— Your objective —
In the following material, identify every line holding the string "women" and return it.

— Given data —
^^^^^^^^
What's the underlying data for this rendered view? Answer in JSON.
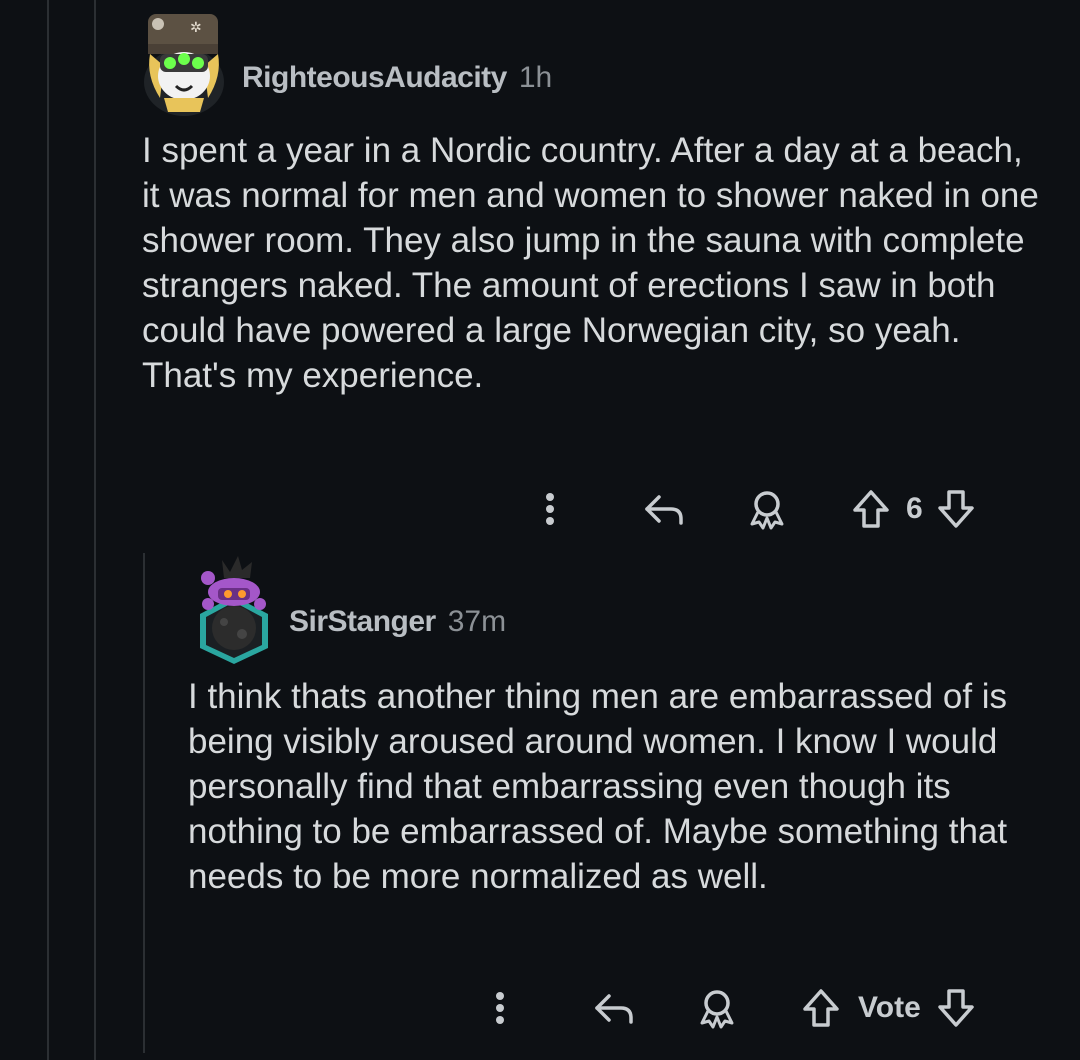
{
  "comments": [
    {
      "username": "RighteousAudacity",
      "time": "1h",
      "body": "I spent a year in a Nordic country. After a day at a beach, it was normal for men and women to shower naked in one shower room. They also jump in the sauna with complete strangers naked. The amount of erections I saw in both could have powered a large Norwegian city, so yeah. That's my experience.",
      "vote_label": "6"
    },
    {
      "username": "SirStanger",
      "time": "37m",
      "body": "I think thats another thing men are embarrassed of is being visibly aroused around women. I know I would personally find that embarrassing even though its nothing to be embarrassed of. Maybe something that needs to be more normalized as well.",
      "vote_label": "Vote"
    }
  ],
  "icons": {
    "more": "more-vertical-icon",
    "reply": "reply-icon",
    "award": "award-icon",
    "upvote": "upvote-icon",
    "downvote": "downvote-icon"
  },
  "colors": {
    "background": "#0d1014",
    "text": "#d7dadc",
    "username": "#b9bec3",
    "meta": "#8c9196"
  }
}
^^^^^^^^
— Solution to the problem —
      "body": "I spent a year in a Nordic country. After a day at a beach, it was normal for men and women to shower naked in one shower room. They also jump in the sauna with complete strangers naked. The amount of erections I saw in both could have powered a large Norwegian city, so yeah. That's my experience.",
      "body": "I think thats another thing men are embarrassed of is being visibly aroused around women. I know I would personally find that embarrassing even though its nothing to be embarrassed of. Maybe something that needs to be more normalized as well.",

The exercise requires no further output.